[START Records for the task]

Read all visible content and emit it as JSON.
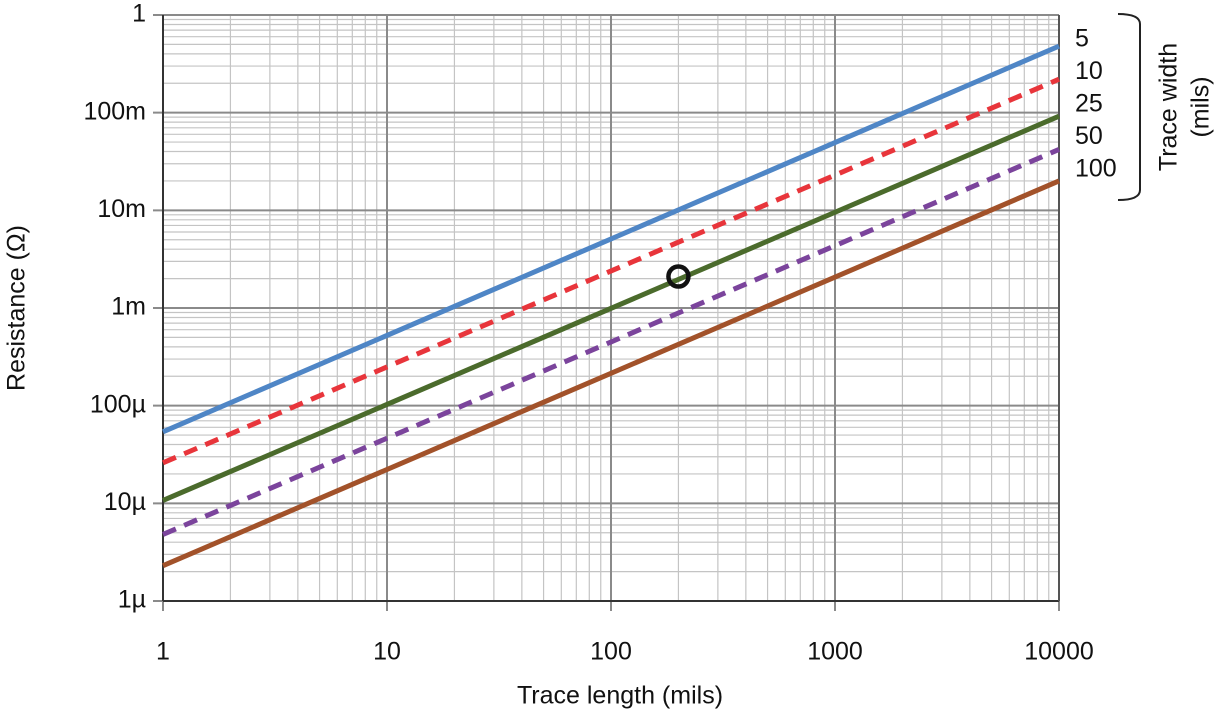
{
  "chart_data": {
    "type": "line",
    "x_label": "Trace length (mils)",
    "y_label": "Resistance (Ω)",
    "log_x": true,
    "log_y": true,
    "grid": true,
    "minor_grid": true,
    "xlim": [
      1,
      10000
    ],
    "ylim": [
      1e-06,
      1
    ],
    "xticks": [
      1,
      10,
      100,
      1000,
      10000
    ],
    "yticks": [
      {
        "value": 1e-06,
        "label": "1µ"
      },
      {
        "value": 1e-05,
        "label": "10µ"
      },
      {
        "value": 0.0001,
        "label": "100µ"
      },
      {
        "value": 0.001,
        "label": "1m"
      },
      {
        "value": 0.01,
        "label": "10m"
      },
      {
        "value": 0.1,
        "label": "100m"
      },
      1
    ],
    "legend_title": [
      "Trace width",
      "(mils)"
    ],
    "legend_position": "right",
    "x": [
      1,
      10000
    ],
    "series": [
      {
        "name": "5",
        "color": "#4f86c6",
        "dashed": false,
        "values": [
          5.4e-05,
          0.48
        ]
      },
      {
        "name": "10",
        "color": "#e8353b",
        "dashed": true,
        "values": [
          2.6e-05,
          0.22
        ]
      },
      {
        "name": "25",
        "color": "#4b6b2c",
        "dashed": false,
        "values": [
          1.07e-05,
          0.092
        ]
      },
      {
        "name": "50",
        "color": "#7b449c",
        "dashed": true,
        "values": [
          4.8e-06,
          0.042
        ]
      },
      {
        "name": "100",
        "color": "#a2522a",
        "dashed": false,
        "values": [
          2.3e-06,
          0.02
        ]
      }
    ],
    "marker": {
      "x": 200,
      "y": 0.0021
    }
  }
}
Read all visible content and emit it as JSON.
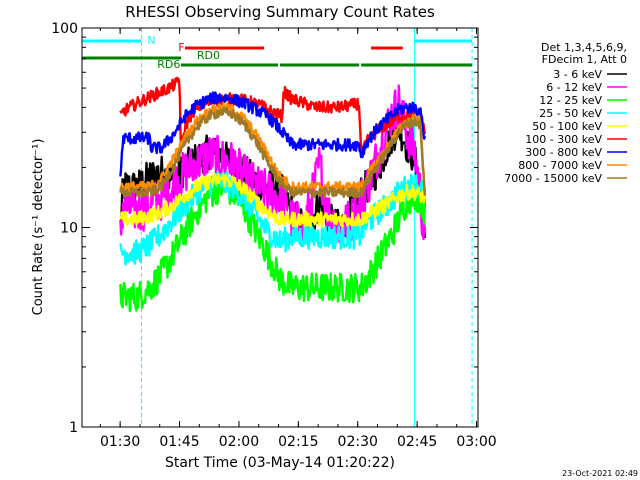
{
  "chart_data": {
    "type": "line",
    "title": "RHESSI Observing Summary Count Rates",
    "xlabel": "Start Time (03-May-14 01:20:22)",
    "ylabel": "Count Rate (s⁻¹ detector⁻¹)",
    "y_scale": "log",
    "ylim": [
      1,
      100
    ],
    "xlim_minutes_after_01_20_22": [
      0,
      100
    ],
    "x_tick_labels": [
      "01:30",
      "01:45",
      "02:00",
      "02:15",
      "02:30",
      "02:45",
      "03:00"
    ],
    "x_tick_minutes": [
      9.63,
      24.63,
      39.63,
      54.63,
      69.63,
      84.63,
      99.63
    ],
    "y_tick_labels": [
      "1",
      "10",
      "100"
    ],
    "y_tick_values": [
      1,
      10,
      100
    ],
    "grid": false,
    "legend_position": "right",
    "legend_header": [
      "Det 1,3,4,5,6,9,",
      "FDecim 1, Att 0"
    ],
    "series": [
      {
        "name": "3 - 6 keV",
        "color": "#000000",
        "x": [
          9.7,
          10.4,
          14,
          17.2,
          20,
          23,
          26,
          29,
          32,
          35,
          38,
          41,
          44,
          47,
          50,
          53,
          56,
          58,
          60,
          62,
          65,
          68,
          70,
          70.5,
          72,
          75,
          78,
          80,
          82,
          84,
          85.4,
          86.6
        ],
        "y": [
          9.5,
          16,
          16,
          18,
          19,
          17,
          20,
          22,
          24,
          23,
          21,
          19,
          17,
          16,
          16,
          12,
          10,
          11,
          13,
          11,
          10,
          12,
          13,
          15,
          16,
          20,
          28,
          32,
          26,
          22,
          16,
          8
        ]
      },
      {
        "name": "6 - 12 keV",
        "color": "#ff00ff",
        "x": [
          9.7,
          10.4,
          14,
          17.2,
          20,
          23,
          26,
          29,
          32,
          35,
          38,
          41,
          44,
          47,
          50,
          53,
          56,
          58,
          60,
          62,
          65,
          68,
          70,
          70.5,
          72,
          75,
          78,
          80,
          82,
          84,
          85.4,
          86.6
        ],
        "y": [
          9,
          13,
          12,
          13,
          14,
          16,
          19,
          21,
          23,
          22,
          21,
          18,
          16,
          15,
          14,
          11,
          10,
          14,
          21,
          12,
          10,
          11,
          12,
          14,
          16,
          24,
          36,
          42,
          30,
          24,
          15,
          8
        ]
      },
      {
        "name": "12 - 25 keV",
        "color": "#00ff00",
        "x": [
          9.7,
          10.4,
          14,
          17.2,
          20,
          23,
          26,
          29,
          32,
          35,
          38,
          41,
          44,
          47,
          50,
          53,
          56,
          58,
          60,
          62,
          65,
          68,
          70,
          70.5,
          72,
          75,
          78,
          80,
          82,
          84,
          85.4,
          86.6
        ],
        "y": [
          4.5,
          4.5,
          4.5,
          5,
          5.8,
          7.3,
          9.5,
          12,
          14.5,
          16,
          15,
          12.5,
          9.5,
          7.3,
          5.5,
          5,
          5,
          5,
          5,
          5,
          5,
          5,
          5,
          5,
          5.5,
          7,
          9,
          11,
          13.5,
          14.5,
          14,
          12
        ]
      },
      {
        "name": "25 - 50 keV",
        "color": "#00ffff",
        "x": [
          9.7,
          10.4,
          14,
          17.2,
          20,
          23,
          26,
          29,
          32,
          35,
          38,
          41,
          44,
          47,
          50,
          53,
          56,
          58,
          60,
          62,
          65,
          68,
          70,
          70.5,
          72,
          75,
          78,
          80,
          82,
          84,
          85.4,
          86.6
        ],
        "y": [
          7.5,
          7.5,
          7.5,
          8.2,
          9.3,
          11,
          13,
          15,
          16.5,
          17,
          16,
          14,
          11.5,
          9.5,
          8.5,
          9,
          9,
          9,
          9,
          9,
          9,
          9,
          9,
          9.5,
          10.5,
          12,
          13.5,
          15,
          16,
          16.5,
          16,
          15
        ]
      },
      {
        "name": "50 - 100 keV",
        "color": "#ffff00",
        "x": [
          9.7,
          10.4,
          14,
          17.2,
          20,
          23,
          26,
          29,
          32,
          35,
          38,
          41,
          44,
          47,
          50,
          53,
          56,
          58,
          60,
          62,
          65,
          68,
          70,
          70.5,
          72,
          75,
          78,
          80,
          82,
          84,
          85.4,
          86.6
        ],
        "y": [
          11,
          11,
          11,
          11.5,
          12,
          13,
          14.5,
          16,
          17,
          17.5,
          17,
          15.5,
          13.5,
          12,
          11,
          11,
          11,
          11,
          11,
          11,
          11,
          11,
          11,
          11,
          11.5,
          12.5,
          13.5,
          14.5,
          15,
          15,
          14.5,
          14
        ]
      },
      {
        "name": "100 - 300 keV",
        "color": "#ff0000",
        "x": [
          9.7,
          10.4,
          12,
          14,
          16,
          18,
          20,
          22,
          24,
          24.6,
          25,
          26,
          28,
          30,
          33,
          36,
          39,
          42,
          45,
          48,
          50.5,
          51,
          53,
          56,
          59,
          62,
          65,
          68,
          70,
          70.5,
          72,
          75,
          78,
          80,
          82,
          84,
          85.4,
          86.6
        ],
        "y": [
          36,
          38,
          40,
          42,
          44,
          46,
          48,
          50,
          53,
          56,
          24,
          32,
          38,
          41,
          43,
          44,
          44,
          43,
          41,
          38,
          36,
          48,
          44,
          42,
          40,
          40,
          40,
          41,
          42,
          23,
          27,
          31,
          34,
          36,
          37,
          37,
          36,
          30
        ]
      },
      {
        "name": "300 - 800 keV",
        "color": "#0000ff",
        "x": [
          9.7,
          10.4,
          14,
          17.2,
          17.3,
          20,
          23,
          26,
          29,
          32,
          35,
          38,
          41,
          44,
          47,
          50,
          53,
          56,
          59,
          62,
          65,
          68,
          70,
          70.5,
          72,
          75,
          78,
          80,
          82,
          84,
          85.4,
          86.6
        ],
        "y": [
          18,
          28,
          28,
          28,
          25,
          25,
          29,
          36,
          41,
          44,
          45,
          44,
          42,
          39,
          36,
          31,
          26,
          26,
          26,
          26,
          26,
          26,
          26,
          23,
          27,
          32,
          36,
          39,
          40,
          40,
          38,
          28
        ]
      },
      {
        "name": "800 - 7000 keV",
        "color": "#ff8c00",
        "x": [
          9.7,
          10.4,
          14,
          17.2,
          20,
          23,
          26,
          29,
          32,
          35,
          38,
          41,
          44,
          47,
          50,
          53,
          56,
          59,
          62,
          65,
          68,
          70,
          70.5,
          72,
          75,
          78,
          80,
          82,
          84,
          85.4,
          86.6
        ],
        "y": [
          16,
          16,
          16,
          16,
          17.5,
          22,
          28,
          34,
          38,
          40,
          39,
          35,
          29,
          23,
          18,
          16,
          16,
          16,
          16,
          16,
          16,
          16,
          16,
          18,
          22,
          27,
          31,
          34,
          35,
          34,
          15
        ]
      },
      {
        "name": "7000 - 15000 keV",
        "color": "#a0782a",
        "x": [
          9.7,
          10.4,
          14,
          17.2,
          20,
          23,
          26,
          29,
          32,
          35,
          38,
          41,
          44,
          47,
          50,
          53,
          56,
          59,
          62,
          65,
          68,
          70,
          70.5,
          72,
          75,
          78,
          80,
          82,
          84,
          85.4,
          86.6
        ],
        "y": [
          15,
          15,
          15,
          15,
          16,
          20,
          26,
          32,
          36,
          38,
          37,
          33,
          27,
          21,
          17,
          15,
          15,
          15,
          15,
          15,
          15,
          15,
          15,
          17,
          21,
          26,
          30,
          33,
          34,
          33,
          14
        ]
      }
    ],
    "flag_bars": [
      {
        "label": "N",
        "color": "#00ffff",
        "label_at": 16.5,
        "segments": [
          [
            0,
            15
          ]
        ]
      },
      {
        "label": "",
        "color": "#00ffff",
        "segments": [
          [
            84,
            98.5
          ]
        ]
      },
      {
        "label": "F",
        "color": "#ff0000",
        "label_at": 24.3,
        "segments": [
          [
            26,
            46
          ],
          [
            73,
            81
          ]
        ]
      },
      {
        "label": "RD0",
        "color": "#008000",
        "label_at": 29,
        "segments": [
          [
            0,
            25
          ]
        ]
      },
      {
        "label": "RD6",
        "color": "#008000",
        "label_at": 19,
        "segments": [
          [
            25,
            49.5
          ],
          [
            50,
            70
          ],
          [
            70.5,
            98.5
          ]
        ]
      }
    ],
    "vertical_markers": [
      {
        "color": "#00ffff",
        "style": "solid",
        "minutes": [
          0,
          84
        ]
      },
      {
        "color": "#00ffff",
        "style": "dashed",
        "minutes": [
          15,
          98.5
        ]
      }
    ],
    "timestamp": "23-Oct-2021 02:49"
  }
}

[END Records for the task]

Task directions:
Copy, from the material, each line that holds the string "Count".

Solution below:
    "title": "RHESSI Observing Summary Count Rates",
    "ylabel": "Count Rate (s⁻¹ detector⁻¹)",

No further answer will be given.